** Start of Input records **

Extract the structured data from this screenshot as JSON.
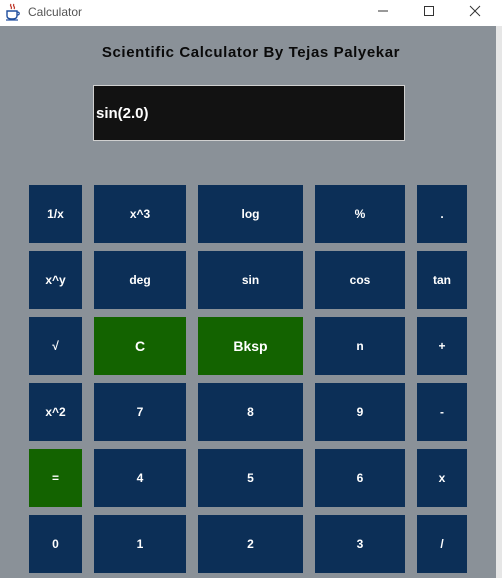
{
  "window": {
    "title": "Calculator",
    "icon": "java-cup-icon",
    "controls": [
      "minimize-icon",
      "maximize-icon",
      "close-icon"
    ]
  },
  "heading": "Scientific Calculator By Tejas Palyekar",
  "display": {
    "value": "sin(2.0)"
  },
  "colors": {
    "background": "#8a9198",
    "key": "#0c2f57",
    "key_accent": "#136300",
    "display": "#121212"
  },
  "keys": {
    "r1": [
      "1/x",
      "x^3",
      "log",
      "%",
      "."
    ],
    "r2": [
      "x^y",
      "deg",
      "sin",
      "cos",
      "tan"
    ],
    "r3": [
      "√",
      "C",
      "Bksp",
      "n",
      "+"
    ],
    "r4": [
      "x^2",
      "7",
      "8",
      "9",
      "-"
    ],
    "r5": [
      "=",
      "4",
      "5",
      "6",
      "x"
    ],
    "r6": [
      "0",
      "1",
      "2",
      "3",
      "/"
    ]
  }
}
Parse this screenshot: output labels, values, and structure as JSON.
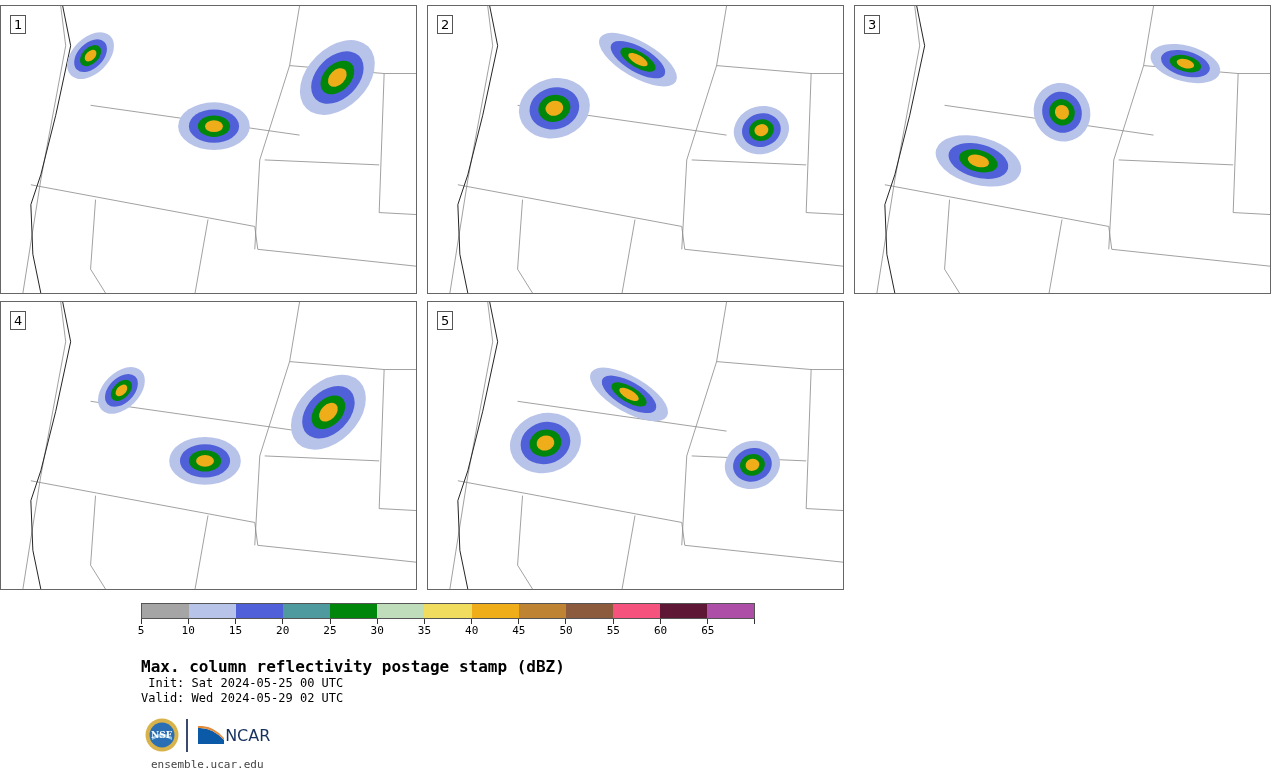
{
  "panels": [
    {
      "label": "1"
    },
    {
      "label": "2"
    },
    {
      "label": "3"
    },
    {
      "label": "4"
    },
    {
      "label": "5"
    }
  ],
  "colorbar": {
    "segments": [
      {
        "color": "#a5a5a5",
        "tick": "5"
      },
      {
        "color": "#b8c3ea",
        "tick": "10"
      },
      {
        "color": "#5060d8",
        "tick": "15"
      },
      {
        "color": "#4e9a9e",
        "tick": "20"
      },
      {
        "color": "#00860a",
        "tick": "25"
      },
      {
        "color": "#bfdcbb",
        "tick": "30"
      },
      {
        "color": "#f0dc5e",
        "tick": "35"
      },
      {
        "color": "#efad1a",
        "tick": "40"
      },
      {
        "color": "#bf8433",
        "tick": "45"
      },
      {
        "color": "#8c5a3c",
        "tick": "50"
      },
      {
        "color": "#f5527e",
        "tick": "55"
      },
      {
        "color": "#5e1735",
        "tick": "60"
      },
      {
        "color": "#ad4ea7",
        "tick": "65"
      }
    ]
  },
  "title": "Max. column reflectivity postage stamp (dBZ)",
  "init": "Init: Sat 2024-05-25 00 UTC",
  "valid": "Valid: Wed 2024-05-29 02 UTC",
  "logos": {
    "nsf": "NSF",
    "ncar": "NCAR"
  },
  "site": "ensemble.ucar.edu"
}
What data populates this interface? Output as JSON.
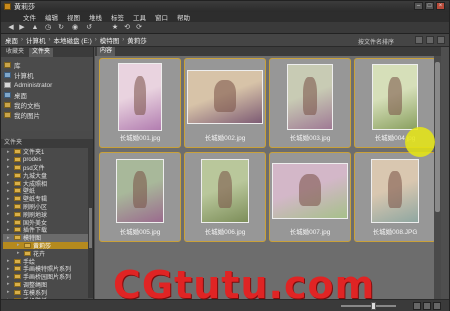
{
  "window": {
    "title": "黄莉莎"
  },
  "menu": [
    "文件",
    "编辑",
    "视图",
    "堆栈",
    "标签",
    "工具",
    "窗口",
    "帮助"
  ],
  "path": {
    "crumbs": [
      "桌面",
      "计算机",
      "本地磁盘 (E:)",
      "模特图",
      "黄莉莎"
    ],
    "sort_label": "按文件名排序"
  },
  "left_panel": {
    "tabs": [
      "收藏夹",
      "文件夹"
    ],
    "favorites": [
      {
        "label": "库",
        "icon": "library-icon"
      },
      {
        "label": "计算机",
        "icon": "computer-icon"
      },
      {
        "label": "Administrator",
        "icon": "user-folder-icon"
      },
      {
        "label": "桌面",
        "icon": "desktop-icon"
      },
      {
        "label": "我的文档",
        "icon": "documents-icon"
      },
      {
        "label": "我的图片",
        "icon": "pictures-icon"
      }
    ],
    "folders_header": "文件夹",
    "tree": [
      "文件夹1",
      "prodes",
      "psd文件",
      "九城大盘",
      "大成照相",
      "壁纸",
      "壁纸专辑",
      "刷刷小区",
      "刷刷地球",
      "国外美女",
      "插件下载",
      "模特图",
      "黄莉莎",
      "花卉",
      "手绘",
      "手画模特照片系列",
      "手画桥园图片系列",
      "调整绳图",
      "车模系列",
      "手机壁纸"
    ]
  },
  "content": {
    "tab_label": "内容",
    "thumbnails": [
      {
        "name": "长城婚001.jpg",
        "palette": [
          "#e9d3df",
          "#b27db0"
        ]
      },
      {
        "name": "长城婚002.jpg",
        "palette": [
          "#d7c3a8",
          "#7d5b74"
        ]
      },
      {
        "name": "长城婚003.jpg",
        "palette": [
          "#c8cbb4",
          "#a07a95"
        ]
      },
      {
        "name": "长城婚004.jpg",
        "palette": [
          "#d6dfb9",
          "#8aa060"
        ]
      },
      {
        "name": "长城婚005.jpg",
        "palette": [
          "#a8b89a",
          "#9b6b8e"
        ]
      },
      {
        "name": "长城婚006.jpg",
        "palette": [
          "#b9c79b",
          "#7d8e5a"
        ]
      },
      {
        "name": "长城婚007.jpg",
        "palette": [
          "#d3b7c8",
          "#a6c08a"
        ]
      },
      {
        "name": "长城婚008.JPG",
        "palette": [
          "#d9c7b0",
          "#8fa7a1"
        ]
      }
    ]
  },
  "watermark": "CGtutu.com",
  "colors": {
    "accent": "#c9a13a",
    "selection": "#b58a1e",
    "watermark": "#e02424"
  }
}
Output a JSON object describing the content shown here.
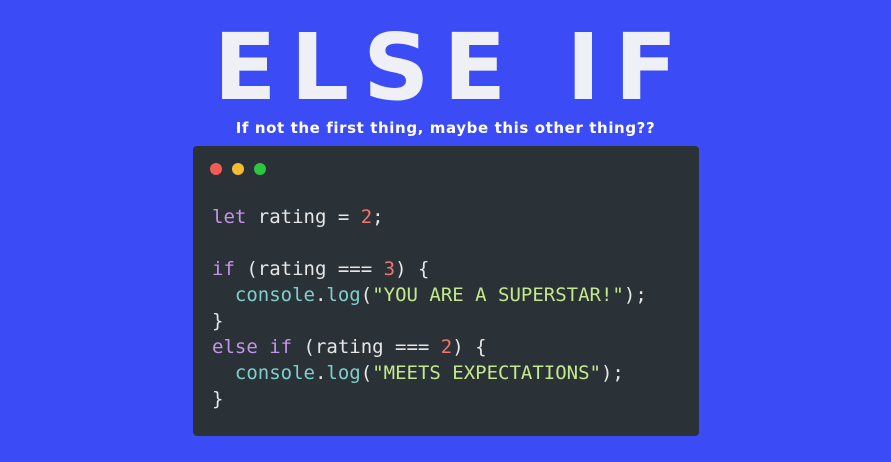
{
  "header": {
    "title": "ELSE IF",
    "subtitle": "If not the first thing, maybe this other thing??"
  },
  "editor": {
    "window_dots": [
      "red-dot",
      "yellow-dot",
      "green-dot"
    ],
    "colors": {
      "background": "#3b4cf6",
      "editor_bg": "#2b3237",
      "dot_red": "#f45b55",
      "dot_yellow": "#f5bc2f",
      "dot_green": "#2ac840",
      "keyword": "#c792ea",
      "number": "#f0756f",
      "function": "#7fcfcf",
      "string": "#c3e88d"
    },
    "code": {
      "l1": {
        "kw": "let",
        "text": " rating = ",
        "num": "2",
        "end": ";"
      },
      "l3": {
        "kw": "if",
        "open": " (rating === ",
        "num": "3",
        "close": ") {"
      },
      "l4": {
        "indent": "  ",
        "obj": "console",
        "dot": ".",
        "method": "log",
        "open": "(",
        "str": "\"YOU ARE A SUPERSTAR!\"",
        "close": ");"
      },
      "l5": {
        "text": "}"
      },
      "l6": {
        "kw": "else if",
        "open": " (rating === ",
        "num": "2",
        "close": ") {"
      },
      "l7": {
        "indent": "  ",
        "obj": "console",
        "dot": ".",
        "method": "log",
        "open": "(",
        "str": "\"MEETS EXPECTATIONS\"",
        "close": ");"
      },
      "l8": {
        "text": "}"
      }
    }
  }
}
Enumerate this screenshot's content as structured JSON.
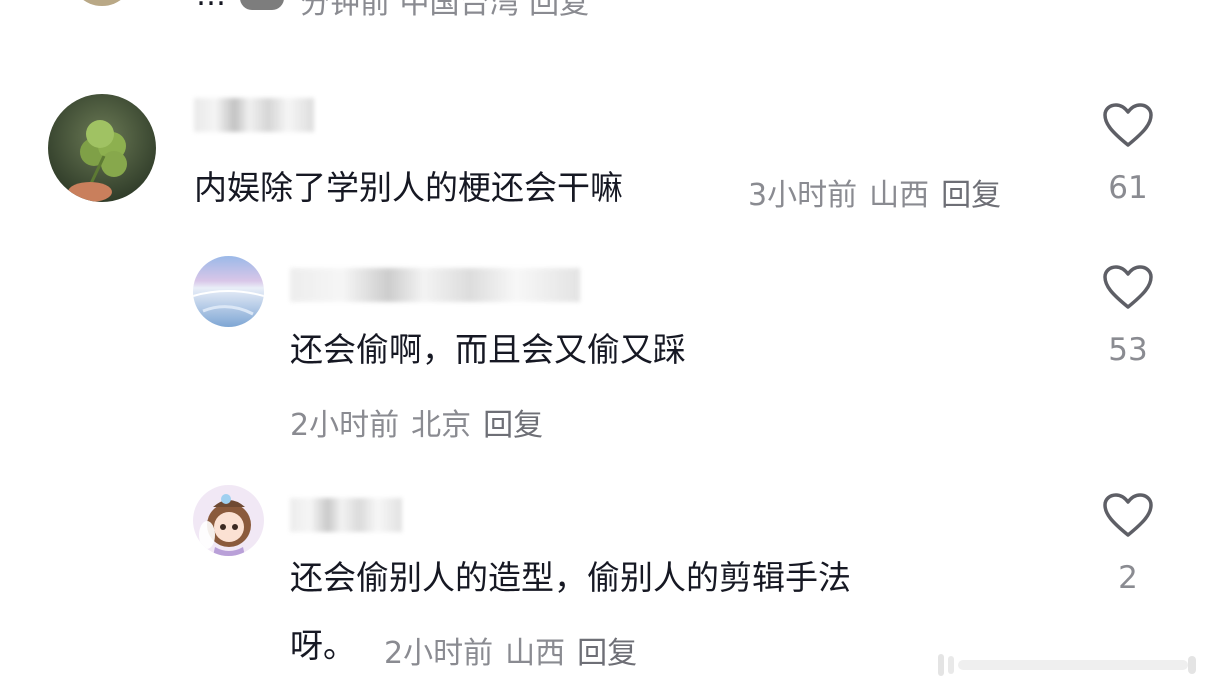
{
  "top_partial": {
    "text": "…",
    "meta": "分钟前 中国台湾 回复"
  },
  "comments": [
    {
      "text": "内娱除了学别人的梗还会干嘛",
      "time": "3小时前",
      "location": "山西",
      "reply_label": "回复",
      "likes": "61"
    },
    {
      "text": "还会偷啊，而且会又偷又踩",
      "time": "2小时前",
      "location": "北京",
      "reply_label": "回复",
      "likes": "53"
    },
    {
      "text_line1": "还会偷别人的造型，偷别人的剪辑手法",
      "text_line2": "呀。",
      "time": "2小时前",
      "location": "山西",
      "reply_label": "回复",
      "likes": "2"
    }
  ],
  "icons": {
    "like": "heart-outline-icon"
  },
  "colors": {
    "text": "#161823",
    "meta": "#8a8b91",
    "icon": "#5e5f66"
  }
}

** End of Input records **

Requirement: Reproduce each record from above exactly; pictures do not belong in the copy.

Response for this exercise:
Extract the structured data from this screenshot as JSON.
{
  "window": {
    "title": "Calculator",
    "icon": "java-cup-icon",
    "controls": [
      "minimize-icon",
      "maximize-icon",
      "close-icon"
    ]
  },
  "heading": "Scientific Calculator By Tejas Palyekar",
  "display": {
    "value": "sin(2.0)"
  },
  "colors": {
    "background": "#8a9198",
    "key": "#0c2f57",
    "key_accent": "#136300",
    "display": "#121212"
  },
  "keys": {
    "r1": [
      "1/x",
      "x^3",
      "log",
      "%",
      "."
    ],
    "r2": [
      "x^y",
      "deg",
      "sin",
      "cos",
      "tan"
    ],
    "r3": [
      "√",
      "C",
      "Bksp",
      "n",
      "+"
    ],
    "r4": [
      "x^2",
      "7",
      "8",
      "9",
      "-"
    ],
    "r5": [
      "=",
      "4",
      "5",
      "6",
      "x"
    ],
    "r6": [
      "0",
      "1",
      "2",
      "3",
      "/"
    ]
  }
}
Parse this screenshot: output labels, values, and structure as JSON.
{
  "panels": [
    {
      "label": "1"
    },
    {
      "label": "2"
    },
    {
      "label": "3"
    },
    {
      "label": "4"
    },
    {
      "label": "5"
    }
  ],
  "colorbar": {
    "segments": [
      {
        "color": "#a5a5a5",
        "tick": "5"
      },
      {
        "color": "#b8c3ea",
        "tick": "10"
      },
      {
        "color": "#5060d8",
        "tick": "15"
      },
      {
        "color": "#4e9a9e",
        "tick": "20"
      },
      {
        "color": "#00860a",
        "tick": "25"
      },
      {
        "color": "#bfdcbb",
        "tick": "30"
      },
      {
        "color": "#f0dc5e",
        "tick": "35"
      },
      {
        "color": "#efad1a",
        "tick": "40"
      },
      {
        "color": "#bf8433",
        "tick": "45"
      },
      {
        "color": "#8c5a3c",
        "tick": "50"
      },
      {
        "color": "#f5527e",
        "tick": "55"
      },
      {
        "color": "#5e1735",
        "tick": "60"
      },
      {
        "color": "#ad4ea7",
        "tick": "65"
      }
    ]
  },
  "title": "Max. column reflectivity postage stamp (dBZ)",
  "init": "Init: Sat 2024-05-25 00 UTC",
  "valid": "Valid: Wed 2024-05-29 02 UTC",
  "logos": {
    "nsf": "NSF",
    "ncar": "NCAR"
  },
  "site": "ensemble.ucar.edu"
}
What data populates this interface? Output as JSON.
{
  "window": {
    "title": "黄莉莎"
  },
  "menu": [
    "文件",
    "编辑",
    "视图",
    "堆栈",
    "标签",
    "工具",
    "窗口",
    "帮助"
  ],
  "path": {
    "crumbs": [
      "桌面",
      "计算机",
      "本地磁盘 (E:)",
      "模特图",
      "黄莉莎"
    ],
    "sort_label": "按文件名排序"
  },
  "left_panel": {
    "tabs": [
      "收藏夹",
      "文件夹"
    ],
    "favorites": [
      {
        "label": "库",
        "icon": "library-icon"
      },
      {
        "label": "计算机",
        "icon": "computer-icon"
      },
      {
        "label": "Administrator",
        "icon": "user-folder-icon"
      },
      {
        "label": "桌面",
        "icon": "desktop-icon"
      },
      {
        "label": "我的文档",
        "icon": "documents-icon"
      },
      {
        "label": "我的图片",
        "icon": "pictures-icon"
      }
    ],
    "folders_header": "文件夹",
    "tree": [
      "文件夹1",
      "prodes",
      "psd文件",
      "九城大盘",
      "大成照相",
      "壁纸",
      "壁纸专辑",
      "刷刷小区",
      "刷刷地球",
      "国外美女",
      "插件下载",
      "模特图",
      "黄莉莎",
      "花卉",
      "手绘",
      "手画模特照片系列",
      "手画桥园图片系列",
      "调整绳图",
      "车模系列",
      "手机壁纸"
    ]
  },
  "content": {
    "tab_label": "内容",
    "thumbnails": [
      {
        "name": "长城婚001.jpg",
        "palette": [
          "#e9d3df",
          "#b27db0"
        ]
      },
      {
        "name": "长城婚002.jpg",
        "palette": [
          "#d7c3a8",
          "#7d5b74"
        ]
      },
      {
        "name": "长城婚003.jpg",
        "palette": [
          "#c8cbb4",
          "#a07a95"
        ]
      },
      {
        "name": "长城婚004.jpg",
        "palette": [
          "#d6dfb9",
          "#8aa060"
        ]
      },
      {
        "name": "长城婚005.jpg",
        "palette": [
          "#a8b89a",
          "#9b6b8e"
        ]
      },
      {
        "name": "长城婚006.jpg",
        "palette": [
          "#b9c79b",
          "#7d8e5a"
        ]
      },
      {
        "name": "长城婚007.jpg",
        "palette": [
          "#d3b7c8",
          "#a6c08a"
        ]
      },
      {
        "name": "长城婚008.JPG",
        "palette": [
          "#d9c7b0",
          "#8fa7a1"
        ]
      }
    ]
  },
  "watermark": "CGtutu.com",
  "colors": {
    "accent": "#c9a13a",
    "selection": "#b58a1e",
    "watermark": "#e02424"
  }
}
Output a JSON object describing the content shown here.
{
  "header": {
    "title": "ELSE IF",
    "subtitle": "If not the first thing, maybe this other thing??"
  },
  "editor": {
    "window_dots": [
      "red-dot",
      "yellow-dot",
      "green-dot"
    ],
    "colors": {
      "background": "#3b4cf6",
      "editor_bg": "#2b3237",
      "dot_red": "#f45b55",
      "dot_yellow": "#f5bc2f",
      "dot_green": "#2ac840",
      "keyword": "#c792ea",
      "number": "#f0756f",
      "function": "#7fcfcf",
      "string": "#c3e88d"
    },
    "code": {
      "l1": {
        "kw": "let",
        "text": " rating = ",
        "num": "2",
        "end": ";"
      },
      "l3": {
        "kw": "if",
        "open": " (rating === ",
        "num": "3",
        "close": ") {"
      },
      "l4": {
        "indent": "  ",
        "obj": "console",
        "dot": ".",
        "method": "log",
        "open": "(",
        "str": "\"YOU ARE A SUPERSTAR!\"",
        "close": ");"
      },
      "l5": {
        "text": "}"
      },
      "l6": {
        "kw": "else if",
        "open": " (rating === ",
        "num": "2",
        "close": ") {"
      },
      "l7": {
        "indent": "  ",
        "obj": "console",
        "dot": ".",
        "method": "log",
        "open": "(",
        "str": "\"MEETS EXPECTATIONS\"",
        "close": ");"
      },
      "l8": {
        "text": "}"
      }
    }
  }
}
Enumerate this screenshot's content as structured JSON.
{
  "top_partial": {
    "text": "…",
    "meta": "分钟前 中国台湾 回复"
  },
  "comments": [
    {
      "text": "内娱除了学别人的梗还会干嘛",
      "time": "3小时前",
      "location": "山西",
      "reply_label": "回复",
      "likes": "61"
    },
    {
      "text": "还会偷啊，而且会又偷又踩",
      "time": "2小时前",
      "location": "北京",
      "reply_label": "回复",
      "likes": "53"
    },
    {
      "text_line1": "还会偷别人的造型，偷别人的剪辑手法",
      "text_line2": "呀。",
      "time": "2小时前",
      "location": "山西",
      "reply_label": "回复",
      "likes": "2"
    }
  ],
  "icons": {
    "like": "heart-outline-icon"
  },
  "colors": {
    "text": "#161823",
    "meta": "#8a8b91",
    "icon": "#5e5f66"
  }
}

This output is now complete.